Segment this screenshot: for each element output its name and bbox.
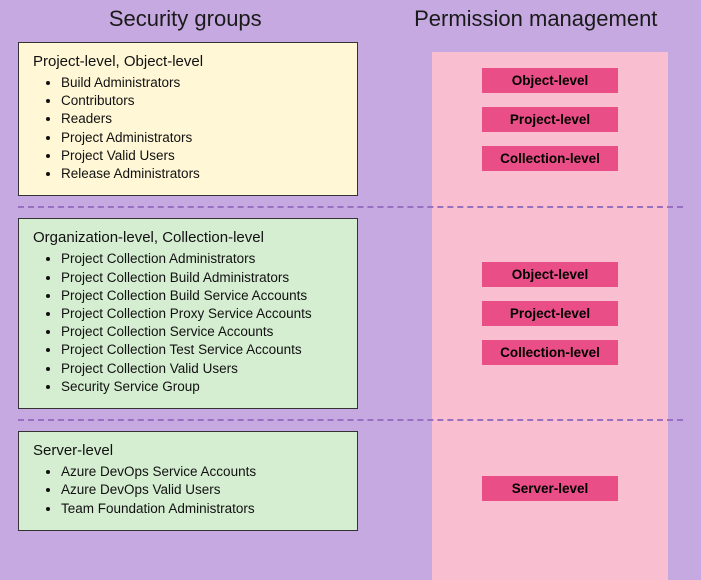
permission-list: Object-level Project-level Collection-le… — [432, 218, 668, 409]
list-item: Project Collection Service Accounts — [61, 323, 343, 341]
section-organization-level: Organization-level, Collection-level Pro… — [18, 218, 683, 409]
list-item: Project Collection Test Service Accounts — [61, 341, 343, 359]
permission-list: Server-level — [432, 431, 668, 531]
permission-chip: Object-level — [482, 68, 618, 93]
permission-list: Object-level Project-level Collection-le… — [432, 42, 668, 196]
list-item: Azure DevOps Service Accounts — [61, 463, 343, 481]
security-group-box: Organization-level, Collection-level Pro… — [18, 218, 358, 409]
list-item: Project Collection Administrators — [61, 250, 343, 268]
security-group-list: Build Administrators Contributors Reader… — [33, 74, 343, 183]
header-security-groups: Security groups — [0, 6, 351, 32]
security-group-title: Project-level, Object-level — [33, 53, 343, 70]
security-group-box: Project-level, Object-level Build Admini… — [18, 42, 358, 196]
list-item: Readers — [61, 110, 343, 128]
list-item: Project Collection Valid Users — [61, 360, 343, 378]
section-divider — [18, 419, 683, 421]
security-group-title: Server-level — [33, 442, 343, 459]
list-item: Azure DevOps Valid Users — [61, 481, 343, 499]
list-item: Project Collection Proxy Service Account… — [61, 305, 343, 323]
security-group-list: Project Collection Administrators Projec… — [33, 250, 343, 396]
headers-row: Security groups Permission management — [0, 0, 701, 42]
security-group-title: Organization-level, Collection-level — [33, 229, 343, 246]
header-permission-management: Permission management — [351, 6, 701, 32]
permission-chip: Project-level — [482, 301, 618, 326]
section-project-level: Project-level, Object-level Build Admini… — [18, 42, 683, 196]
permission-chip: Server-level — [482, 476, 618, 501]
permission-chip: Object-level — [482, 262, 618, 287]
section-server-level: Server-level Azure DevOps Service Accoun… — [18, 431, 683, 531]
list-item: Project Collection Build Administrators — [61, 269, 343, 287]
section-divider — [18, 206, 683, 208]
list-item: Contributors — [61, 92, 343, 110]
list-item: Build Administrators — [61, 74, 343, 92]
permission-chip: Collection-level — [482, 146, 618, 171]
security-group-box: Server-level Azure DevOps Service Accoun… — [18, 431, 358, 531]
permission-chip: Collection-level — [482, 340, 618, 365]
list-item: Project Collection Build Service Account… — [61, 287, 343, 305]
list-item: Project Administrators — [61, 129, 343, 147]
list-item: Team Foundation Administrators — [61, 500, 343, 518]
list-item: Security Service Group — [61, 378, 343, 396]
list-item: Release Administrators — [61, 165, 343, 183]
list-item: Project Valid Users — [61, 147, 343, 165]
security-group-list: Azure DevOps Service Accounts Azure DevO… — [33, 463, 343, 518]
permission-chip: Project-level — [482, 107, 618, 132]
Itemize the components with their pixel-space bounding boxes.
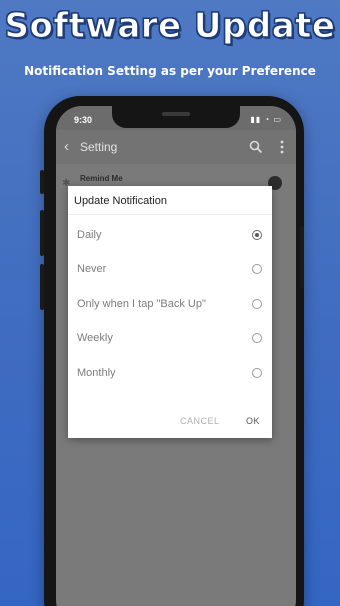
cancel-button[interactable]: CANCEL xyxy=(180,416,220,426)
status-icons: ▮▮ ◔ ▭ xyxy=(250,115,282,124)
radio-selected-icon[interactable] xyxy=(252,230,262,240)
radio-unselected-icon[interactable] xyxy=(252,264,262,274)
option-label: Daily xyxy=(77,229,102,241)
promo-subline: Notification Setting as per your Prefere… xyxy=(24,64,316,78)
toolbar-title: Setting xyxy=(80,140,118,154)
setting-row-label: Remind Me xyxy=(80,174,123,183)
dialog-divider xyxy=(68,214,272,215)
radio-unselected-icon[interactable] xyxy=(252,333,262,343)
option-daily[interactable]: Daily xyxy=(68,220,272,250)
option-never[interactable]: Never xyxy=(68,254,272,284)
app-toolbar: ‹ Setting xyxy=(56,130,296,164)
phone-power-button xyxy=(300,226,304,288)
more-vert-icon[interactable] xyxy=(278,140,286,154)
phone-volume-up-button xyxy=(40,210,44,256)
status-bar: 9:30 ▮▮ ◔ ▭ xyxy=(56,106,296,130)
speaker-grille xyxy=(162,112,190,116)
phone-volume-down-button xyxy=(40,264,44,310)
ok-button[interactable]: OK xyxy=(246,416,260,426)
option-monthly[interactable]: Monthly xyxy=(68,358,272,388)
option-label: Never xyxy=(77,263,107,275)
promo-headline: Software Update xyxy=(4,6,336,47)
option-label: Monthly xyxy=(77,367,116,379)
option-label: Weekly xyxy=(77,332,113,344)
status-time: 9:30 xyxy=(74,115,93,125)
phone-notch xyxy=(112,106,240,128)
option-label: Only when I tap "Back Up" xyxy=(77,298,206,310)
dialog-title: Update Notification xyxy=(74,195,167,207)
update-notification-dialog: Update Notification Daily Never Only whe… xyxy=(68,186,272,438)
radio-unselected-icon[interactable] xyxy=(252,299,262,309)
radio-unselected-icon[interactable] xyxy=(252,368,262,378)
option-only-when-back-up[interactable]: Only when I tap "Back Up" xyxy=(68,289,272,319)
option-weekly[interactable]: Weekly xyxy=(68,323,272,353)
back-arrow-icon[interactable]: ‹ xyxy=(64,138,69,155)
search-icon[interactable] xyxy=(248,139,264,155)
phone-side-button xyxy=(40,170,44,194)
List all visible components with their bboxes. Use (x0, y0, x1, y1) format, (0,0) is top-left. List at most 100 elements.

### TASK BRIEF
Give every line of the items above as a Markdown table with the columns Number and Line, one row per line, and skip blank lines. Leave the pictures out.

### EXERCISE ANSWER
| Number | Line |
|---|---|
| 1 | Segment this screenshot: for each element output its name and bbox. |
| 2 | permission-list: Object-level Project-level Collection-le… — [432, 218, 668, 409] |
| 3 | list-item: Project Collection Service Accounts — [61, 323, 343, 341] |
| 4 | section-organization-level: Organization-level, Collection-level Pro… — [18, 218, 683, 409] |
| 5 | list-item: Project Collection Test Service Accounts — [61, 341, 343, 359] |
| 6 | permission-list: Server-level — [432, 431, 668, 531] |
| 7 | permission-chip: Object-level — [482, 68, 618, 93] |
| 8 | permission-list: Object-level Project-level Collection-le… — [432, 42, 668, 196] |
| 9 | list-item: Azure DevOps Service Accounts — [61, 463, 343, 481] |
| 10 | security-group-box: Organization-level, Collection-level Pro… — [18, 218, 358, 409] |
| 11 | list-item: Project Collection Administrators — [61, 250, 343, 268] |
| 12 | security-group-list: Build Administrators Contributors Reader… — [33, 74, 343, 183] |
| 13 | header-security-groups: Security groups — [0, 6, 351, 32] |
| 14 | security-group-title: Project-level, Object-level — [33, 53, 343, 70] |
| 15 | security-group-box: Project-level, Object-level Build Admini… — [18, 42, 358, 196] |
| 16 | list-item: Readers — [61, 110, 343, 128] |
| 17 | list-item: Project Collection Valid Users — [61, 360, 343, 378] |
| 18 | section-divider — [18, 419, 683, 421] |
| 19 | security-group-title: Server-level — [33, 442, 343, 459] |
| 20 | list-item: Azure DevOps Valid Users — [61, 481, 343, 499] |
| 21 | list-item: Project Collection Proxy Service Account… — [61, 305, 343, 323] |
| 22 | security-group-list: Project Collection Administrators Projec… — [33, 250, 343, 396] |
| 23 | headers-row: Security groups Permission management — [0, 0, 701, 42] |
| 24 | security-group-title: Organization-level, Collection-level — [33, 229, 343, 246] |
| 25 | header-permission-management: Permission management — [351, 6, 701, 32] |
| 26 | permission-chip: Project-level — [482, 301, 618, 326] |
| 27 | section-project-level: Project-level, Object-level Build Admini… — [18, 42, 683, 196] |
| 28 | permission-chip: Server-level — [482, 476, 618, 501] |
| 29 | permission-chip: Object-level — [482, 262, 618, 287] |
| 30 | section-server-level: Server-level Azure DevOps Service Accoun… — [18, 431, 683, 531] |
| 31 | list-item: Project Collection Build Administrators — [61, 269, 343, 287] |
| 32 | section-divider — [18, 206, 683, 208] |
| 33 | list-item: Contributors — [61, 92, 343, 110] |
| 34 | list-item: Build Administrators — [61, 74, 343, 92] |
| 35 | permission-chip: Collection-level — [482, 146, 618, 171] |
| 36 | security-group-box: Server-level Azure DevOps Service Accoun… — [18, 431, 358, 531] |
| 37 | permission-chip: Collection-level — [482, 340, 618, 365] |
| 38 | list-item: Project Collection Build Service Account… — [61, 287, 343, 305] |
| 39 | list-item: Project Administrators — [61, 129, 343, 147] |
| 40 | list-item: Team Foundation Administrators — [61, 500, 343, 518] |
| 41 | list-item: Security Service Group — [61, 378, 343, 396] |
| 42 | list-item: Release Administrators — [61, 165, 343, 183] |
| 43 | list-item: Project Valid Users — [61, 147, 343, 165] |
| 44 | security-group-list: Azure DevOps Service Accounts Azure DevO… — [33, 463, 343, 518] |
| 45 | permission-chip: Project-level — [482, 107, 618, 132] |
| 46 | Itemize the components with their pixel-space bounding boxes. |
| 47 | cancel-button[interactable]: CANCEL xyxy=(180,416,220,426) |
| 48 | status-icons: ▮▮ ◔ ▭ xyxy=(250,115,282,124) |
| 49 | radio-selected-icon[interactable] xyxy=(252,230,262,240) |
| 50 | radio-unselected-icon[interactable] xyxy=(252,264,262,274) |
| 51 | option-label: Daily xyxy=(77,229,102,241) |
| 52 | promo-subline: Notification Setting as per your Prefere… xyxy=(24,64,316,78) |
| 53 | toolbar-title: Setting xyxy=(80,140,118,154) |
| 54 | setting-row-label: Remind Me xyxy=(80,174,123,183) |
| 55 | dialog-divider xyxy=(68,214,272,215) |
| 56 | radio-unselected-icon[interactable] xyxy=(252,333,262,343) |
| 57 | option-daily[interactable]: Daily xyxy=(68,220,272,250) |
| 58 | option-never[interactable]: Never xyxy=(68,254,272,284) |
| 59 | app-toolbar: ‹ Setting xyxy=(56,130,296,164) |
| 60 | phone-power-button xyxy=(300,226,304,288) |
| 61 | more-vert-icon[interactable] xyxy=(278,140,286,154) |
| 62 | phone-volume-up-button xyxy=(40,210,44,256) |
| 63 | status-bar: 9:30 ▮▮ ◔ ▭ xyxy=(56,106,296,130) |
| 64 | speaker-grille xyxy=(162,112,190,116) |
| 65 | phone-volume-down-button xyxy=(40,264,44,310) |
| 66 | ok-button[interactable]: OK xyxy=(246,416,260,426) |
| 67 | option-monthly[interactable]: Monthly xyxy=(68,358,272,388) |
| 68 | option-label: Never xyxy=(77,263,107,275) |
| 69 | promo-headline: Software Update xyxy=(4,6,336,47) |
| 70 | option-label: Monthly xyxy=(77,367,116,379) |
| 71 | option-label: Weekly xyxy=(77,332,113,344) |
| 72 | status-time: 9:30 xyxy=(74,115,93,125) |
| 73 | phone-notch xyxy=(112,106,240,128) |
| 74 | option-label: Only when I tap "Back Up" xyxy=(77,298,206,310) |
| 75 | dialog-title: Update Notification xyxy=(74,195,167,207) |
| 76 | update-notification-dialog: Update Notification Daily Never Only whe… xyxy=(68,186,272,438) |
| 77 | radio-unselected-icon[interactable] xyxy=(252,299,262,309) |
| 78 | radio-unselected-icon[interactable] xyxy=(252,368,262,378) |
| 79 | option-only-when-back-up[interactable]: Only when I tap "Back Up" xyxy=(68,289,272,319) |
| 80 | option-weekly[interactable]: Weekly xyxy=(68,323,272,353) |
| 81 | back-arrow-icon[interactable]: ‹ xyxy=(64,138,69,155) |
| 82 | search-icon[interactable] xyxy=(248,139,264,155) |
| 83 | phone-side-button xyxy=(40,170,44,194) |
| 84 | List all visible components with their bboxes. Use (x0, y0, x1, y1) format, (0,0) is top-left. List at most 100 elements. |